◆ Zu erledigende Aufgabe
Schreiben Sie aus dem Text über das Oktoberfest den Abschnitt zwischen „In dieser Phase“ und „der Politik werden.“, beide Stellen eingeschlossen, wortgetreu ab.

◆ Quellenauszug
Das Königtum erfasste von Anfang an diese Optionen. Frühe Beispiele für die Bedeutung der Theresienwiese als monarchische Repräsentationsplattform waren 1821 der Besuch des württembergischen Königs Wilhelm I. (1781–1864), der von König Max Joseph auf das Oktoberfest geführt wurde, oder 1823 die Präsentation des frisch vereinten bayerisch-preußischen Brautpaares Prinzessin Elisabeth (1801–1873) und Kronprinz Friedrich Wilhelm von Preußen (1795–1861). Zu diesem Anlass erklang auf dem Festplatz ein Lied von Carl Maria von Weber, dessen Text zu Ehren des Brautpaares leicht verändert wurde: „wir winden dir den Jungfernkranz mit weiß und blauer Seide …“ Kurz darauf, im November 1823, heiratete das Paar und bestieg 1840 den preußischen Königsthron.

Als der Gründungspatron des Festes König Max I. Joseph an seinem Namenstag, dem 12. Oktober 1825, plötzlich verstarb, war das Oktoberfest so fest etabliert, dass sein Ableben keine Zäsur oder gar Gefahr für seinen Bestand bedeutete. Auch die Abläufe des Festprogramms waren inzwischen weitgehend institutionalisiert.

Das Oktoberfest gewinnt politisches Profil

Dem Oktoberfest wohnte von Anfang an eine bedeutende politische Funktion inne.

Nach den politischen Umwälzungen des frühen 19. Jahrhunderts, der staatlichen Einigung Bayerns und der Erhebung zum Königtum musste in weiteren Schritten das aus altbayerischen, schwäbischen, fränkischen, zeitweise tirolischen, später pfälzischen Gebieten zusammengesetzte bayerische Königreich zu einer einheitlichen Nation zusammenwachsen. Dazu war es notwendig, unter den verschiedenen neubayerischen Bevölkerungsgruppen eine nationale, die alten Stammesgrenzen übergreifende Identität herzustellen und das neue bayerische Staatsvolk zentralistisch auf die königliche Haupt- und Residenzstadt München auszurichten.

In dieser Phase der Konsolidierung und Neudefinition des Staatswesens stellte das Münchner Fest den Kern des Geschehens dar. Es bot den Ort und Rahmen für den beabsichtigten Vereinheitlichungsprozess, da hier die Menschen aus allen Teilen des Königreichs zusammenkamen. Das Fest konnte demnach zu einem identitätsstiftenden Faktor und zum Werkzeug der Politik werden.

◆ Bereitgestelltes Material
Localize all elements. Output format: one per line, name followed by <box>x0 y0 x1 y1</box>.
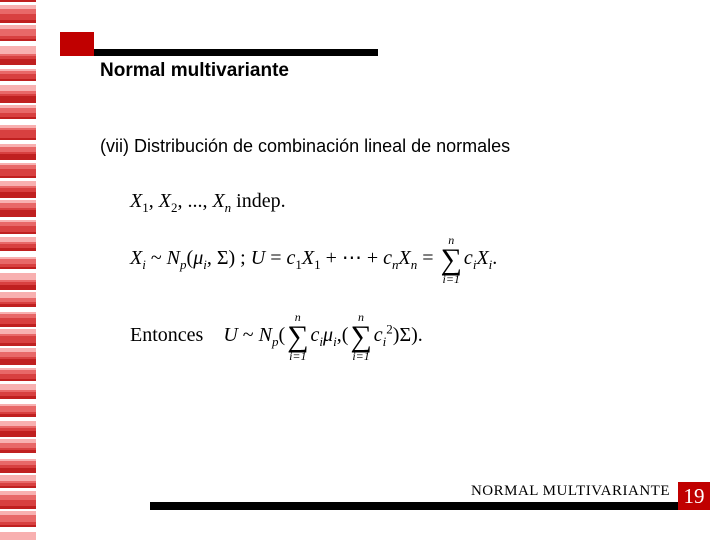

◆ Bearbeitete Aufgabe
In dieser Phase der Konsolidierung und Neudefinition des Staatswesens stellte das Münchner Fest den Kern des Geschehens dar. Es bot den Ort und Rahmen für den beabsichtigten Vereinheitlichungsprozess, da hier die Menschen aus allen Teilen des Königreichs zusammenkamen. Das Fest konnte demnach zu einem identitätsstiftenden Faktor und zum Werkzeug der Politik werden.